## Excerpted data

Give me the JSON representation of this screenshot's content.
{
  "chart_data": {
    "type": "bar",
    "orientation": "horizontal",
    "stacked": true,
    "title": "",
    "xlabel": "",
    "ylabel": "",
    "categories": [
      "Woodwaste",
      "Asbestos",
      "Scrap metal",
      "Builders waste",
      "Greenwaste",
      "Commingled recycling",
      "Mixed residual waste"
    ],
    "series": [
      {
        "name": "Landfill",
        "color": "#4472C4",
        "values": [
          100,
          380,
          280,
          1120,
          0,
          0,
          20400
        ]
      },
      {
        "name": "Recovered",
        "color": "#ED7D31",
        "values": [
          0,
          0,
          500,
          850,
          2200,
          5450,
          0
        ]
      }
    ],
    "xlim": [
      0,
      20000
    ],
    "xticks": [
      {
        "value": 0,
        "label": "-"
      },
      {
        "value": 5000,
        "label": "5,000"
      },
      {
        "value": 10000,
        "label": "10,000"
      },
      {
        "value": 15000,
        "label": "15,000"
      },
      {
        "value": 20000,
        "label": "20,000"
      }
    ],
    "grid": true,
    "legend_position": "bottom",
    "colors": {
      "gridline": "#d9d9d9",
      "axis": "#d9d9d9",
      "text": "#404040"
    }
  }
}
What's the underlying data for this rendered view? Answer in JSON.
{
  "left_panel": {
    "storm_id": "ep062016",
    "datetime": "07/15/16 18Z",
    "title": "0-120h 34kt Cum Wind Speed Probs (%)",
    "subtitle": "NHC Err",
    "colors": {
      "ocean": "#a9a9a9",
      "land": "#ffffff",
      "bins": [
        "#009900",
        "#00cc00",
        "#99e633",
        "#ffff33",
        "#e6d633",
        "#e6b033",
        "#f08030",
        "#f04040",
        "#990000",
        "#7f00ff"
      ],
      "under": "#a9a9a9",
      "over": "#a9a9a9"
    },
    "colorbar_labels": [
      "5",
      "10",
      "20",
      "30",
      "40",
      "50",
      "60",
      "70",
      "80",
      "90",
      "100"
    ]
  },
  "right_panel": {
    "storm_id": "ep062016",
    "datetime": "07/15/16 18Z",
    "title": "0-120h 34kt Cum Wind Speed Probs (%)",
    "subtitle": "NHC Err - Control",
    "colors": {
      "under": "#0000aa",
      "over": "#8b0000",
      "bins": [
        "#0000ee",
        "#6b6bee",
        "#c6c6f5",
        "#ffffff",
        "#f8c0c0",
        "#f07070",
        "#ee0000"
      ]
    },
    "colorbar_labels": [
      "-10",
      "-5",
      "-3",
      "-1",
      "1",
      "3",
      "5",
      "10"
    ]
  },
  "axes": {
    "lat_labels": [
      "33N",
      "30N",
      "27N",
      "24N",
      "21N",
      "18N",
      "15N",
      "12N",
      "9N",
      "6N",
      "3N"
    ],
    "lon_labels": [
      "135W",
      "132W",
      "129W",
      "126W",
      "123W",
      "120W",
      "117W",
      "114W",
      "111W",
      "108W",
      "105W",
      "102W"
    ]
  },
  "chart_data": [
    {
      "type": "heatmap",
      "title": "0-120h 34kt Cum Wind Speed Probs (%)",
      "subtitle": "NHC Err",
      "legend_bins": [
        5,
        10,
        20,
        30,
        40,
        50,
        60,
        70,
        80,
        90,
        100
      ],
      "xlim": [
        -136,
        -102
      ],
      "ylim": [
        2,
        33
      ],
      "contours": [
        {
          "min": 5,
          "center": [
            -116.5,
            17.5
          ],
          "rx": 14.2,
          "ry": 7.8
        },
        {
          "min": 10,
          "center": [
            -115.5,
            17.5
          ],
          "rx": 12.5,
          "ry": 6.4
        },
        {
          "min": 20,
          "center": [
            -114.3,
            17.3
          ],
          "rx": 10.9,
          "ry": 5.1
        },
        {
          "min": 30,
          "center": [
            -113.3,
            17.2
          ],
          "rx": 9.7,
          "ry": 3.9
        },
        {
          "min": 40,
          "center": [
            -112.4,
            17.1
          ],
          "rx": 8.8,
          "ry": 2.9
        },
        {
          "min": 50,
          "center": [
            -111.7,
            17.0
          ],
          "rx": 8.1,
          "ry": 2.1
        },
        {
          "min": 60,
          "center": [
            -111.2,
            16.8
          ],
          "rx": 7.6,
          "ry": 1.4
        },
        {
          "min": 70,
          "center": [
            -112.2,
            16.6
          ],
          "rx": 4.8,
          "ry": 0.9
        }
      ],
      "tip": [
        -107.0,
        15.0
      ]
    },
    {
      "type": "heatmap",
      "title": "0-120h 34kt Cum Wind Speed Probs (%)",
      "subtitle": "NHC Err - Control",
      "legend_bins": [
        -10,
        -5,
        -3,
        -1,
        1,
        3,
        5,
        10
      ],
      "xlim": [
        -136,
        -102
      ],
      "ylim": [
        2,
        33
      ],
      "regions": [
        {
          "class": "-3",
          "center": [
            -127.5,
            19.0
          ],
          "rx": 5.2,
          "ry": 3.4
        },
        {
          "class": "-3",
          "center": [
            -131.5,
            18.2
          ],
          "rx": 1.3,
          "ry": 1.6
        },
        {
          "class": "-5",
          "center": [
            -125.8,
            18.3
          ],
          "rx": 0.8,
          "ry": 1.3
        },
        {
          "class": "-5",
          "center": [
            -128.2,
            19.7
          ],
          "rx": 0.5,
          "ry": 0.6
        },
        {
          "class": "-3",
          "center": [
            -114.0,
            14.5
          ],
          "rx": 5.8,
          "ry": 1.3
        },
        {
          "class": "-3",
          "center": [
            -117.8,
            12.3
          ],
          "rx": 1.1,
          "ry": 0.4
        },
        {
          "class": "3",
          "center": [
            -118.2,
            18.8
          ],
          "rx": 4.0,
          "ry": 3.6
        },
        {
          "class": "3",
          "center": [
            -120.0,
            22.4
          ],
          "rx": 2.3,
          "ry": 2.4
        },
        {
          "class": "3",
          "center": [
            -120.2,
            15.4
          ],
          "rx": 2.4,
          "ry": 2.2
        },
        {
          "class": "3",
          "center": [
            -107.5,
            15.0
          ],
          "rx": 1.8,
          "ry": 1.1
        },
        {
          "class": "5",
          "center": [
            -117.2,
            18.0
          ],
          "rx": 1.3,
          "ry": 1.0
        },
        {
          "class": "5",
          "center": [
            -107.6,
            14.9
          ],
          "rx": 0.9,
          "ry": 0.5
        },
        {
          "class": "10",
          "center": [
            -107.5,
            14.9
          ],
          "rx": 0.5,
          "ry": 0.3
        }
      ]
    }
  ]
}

## Goal
Set all of the records down again, exactly as they stand.

## Expected answer
Give me the JSON representation of this screenshot's content.
{
  "chart_data": {
    "type": "bar",
    "orientation": "horizontal",
    "stacked": true,
    "title": "",
    "xlabel": "",
    "ylabel": "",
    "categories": [
      "Woodwaste",
      "Asbestos",
      "Scrap metal",
      "Builders waste",
      "Greenwaste",
      "Commingled recycling",
      "Mixed residual waste"
    ],
    "series": [
      {
        "name": "Landfill",
        "color": "#4472C4",
        "values": [
          100,
          380,
          280,
          1120,
          0,
          0,
          20400
        ]
      },
      {
        "name": "Recovered",
        "color": "#ED7D31",
        "values": [
          0,
          0,
          500,
          850,
          2200,
          5450,
          0
        ]
      }
    ],
    "xlim": [
      0,
      20000
    ],
    "xticks": [
      {
        "value": 0,
        "label": "-"
      },
      {
        "value": 5000,
        "label": "5,000"
      },
      {
        "value": 10000,
        "label": "10,000"
      },
      {
        "value": 15000,
        "label": "15,000"
      },
      {
        "value": 20000,
        "label": "20,000"
      }
    ],
    "grid": true,
    "legend_position": "bottom",
    "colors": {
      "gridline": "#d9d9d9",
      "axis": "#d9d9d9",
      "text": "#404040"
    }
  }
}
What's the underlying data for this rendered view? Answer in JSON.
{
  "left_panel": {
    "storm_id": "ep062016",
    "datetime": "07/15/16 18Z",
    "title": "0-120h 34kt Cum Wind Speed Probs (%)",
    "subtitle": "NHC Err",
    "colors": {
      "ocean": "#a9a9a9",
      "land": "#ffffff",
      "bins": [
        "#009900",
        "#00cc00",
        "#99e633",
        "#ffff33",
        "#e6d633",
        "#e6b033",
        "#f08030",
        "#f04040",
        "#990000",
        "#7f00ff"
      ],
      "under": "#a9a9a9",
      "over": "#a9a9a9"
    },
    "colorbar_labels": [
      "5",
      "10",
      "20",
      "30",
      "40",
      "50",
      "60",
      "70",
      "80",
      "90",
      "100"
    ]
  },
  "right_panel": {
    "storm_id": "ep062016",
    "datetime": "07/15/16 18Z",
    "title": "0-120h 34kt Cum Wind Speed Probs (%)",
    "subtitle": "NHC Err - Control",
    "colors": {
      "under": "#0000aa",
      "over": "#8b0000",
      "bins": [
        "#0000ee",
        "#6b6bee",
        "#c6c6f5",
        "#ffffff",
        "#f8c0c0",
        "#f07070",
        "#ee0000"
      ]
    },
    "colorbar_labels": [
      "-10",
      "-5",
      "-3",
      "-1",
      "1",
      "3",
      "5",
      "10"
    ]
  },
  "axes": {
    "lat_labels": [
      "33N",
      "30N",
      "27N",
      "24N",
      "21N",
      "18N",
      "15N",
      "12N",
      "9N",
      "6N",
      "3N"
    ],
    "lon_labels": [
      "135W",
      "132W",
      "129W",
      "126W",
      "123W",
      "120W",
      "117W",
      "114W",
      "111W",
      "108W",
      "105W",
      "102W"
    ]
  },
  "chart_data": [
    {
      "type": "heatmap",
      "title": "0-120h 34kt Cum Wind Speed Probs (%)",
      "subtitle": "NHC Err",
      "legend_bins": [
        5,
        10,
        20,
        30,
        40,
        50,
        60,
        70,
        80,
        90,
        100
      ],
      "xlim": [
        -136,
        -102
      ],
      "ylim": [
        2,
        33
      ],
      "contours": [
        {
          "min": 5,
          "center": [
            -116.5,
            17.5
          ],
          "rx": 14.2,
          "ry": 7.8
        },
        {
          "min": 10,
          "center": [
            -115.5,
            17.5
          ],
          "rx": 12.5,
          "ry": 6.4
        },
        {
          "min": 20,
          "center": [
            -114.3,
            17.3
          ],
          "rx": 10.9,
          "ry": 5.1
        },
        {
          "min": 30,
          "center": [
            -113.3,
            17.2
          ],
          "rx": 9.7,
          "ry": 3.9
        },
        {
          "min": 40,
          "center": [
            -112.4,
            17.1
          ],
          "rx": 8.8,
          "ry": 2.9
        },
        {
          "min": 50,
          "center": [
            -111.7,
            17.0
          ],
          "rx": 8.1,
          "ry": 2.1
        },
        {
          "min": 60,
          "center": [
            -111.2,
            16.8
          ],
          "rx": 7.6,
          "ry": 1.4
        },
        {
          "min": 70,
          "center": [
            -112.2,
            16.6
          ],
          "rx": 4.8,
          "ry": 0.9
        }
      ],
      "tip": [
        -107.0,
        15.0
      ]
    },
    {
      "type": "heatmap",
      "title": "0-120h 34kt Cum Wind Speed Probs (%)",
      "subtitle": "NHC Err - Control",
      "legend_bins": [
        -10,
        -5,
        -3,
        -1,
        1,
        3,
        5,
        10
      ],
      "xlim": [
        -136,
        -102
      ],
      "ylim": [
        2,
        33
      ],
      "regions": [
        {
          "class": "-3",
          "center": [
            -127.5,
            19.0
          ],
          "rx": 5.2,
          "ry": 3.4
        },
        {
          "class": "-3",
          "center": [
            -131.5,
            18.2
          ],
          "rx": 1.3,
          "ry": 1.6
        },
        {
          "class": "-5",
          "center": [
            -125.8,
            18.3
          ],
          "rx": 0.8,
          "ry": 1.3
        },
        {
          "class": "-5",
          "center": [
            -128.2,
            19.7
          ],
          "rx": 0.5,
          "ry": 0.6
        },
        {
          "class": "-3",
          "center": [
            -114.0,
            14.5
          ],
          "rx": 5.8,
          "ry": 1.3
        },
        {
          "class": "-3",
          "center": [
            -117.8,
            12.3
          ],
          "rx": 1.1,
          "ry": 0.4
        },
        {
          "class": "3",
          "center": [
            -118.2,
            18.8
          ],
          "rx": 4.0,
          "ry": 3.6
        },
        {
          "class": "3",
          "center": [
            -120.0,
            22.4
          ],
          "rx": 2.3,
          "ry": 2.4
        },
        {
          "class": "3",
          "center": [
            -120.2,
            15.4
          ],
          "rx": 2.4,
          "ry": 2.2
        },
        {
          "class": "3",
          "center": [
            -107.5,
            15.0
          ],
          "rx": 1.8,
          "ry": 1.1
        },
        {
          "class": "5",
          "center": [
            -117.2,
            18.0
          ],
          "rx": 1.3,
          "ry": 1.0
        },
        {
          "class": "5",
          "center": [
            -107.6,
            14.9
          ],
          "rx": 0.9,
          "ry": 0.5
        },
        {
          "class": "10",
          "center": [
            -107.5,
            14.9
          ],
          "rx": 0.5,
          "ry": 0.3
        }
      ]
    }
  ]
}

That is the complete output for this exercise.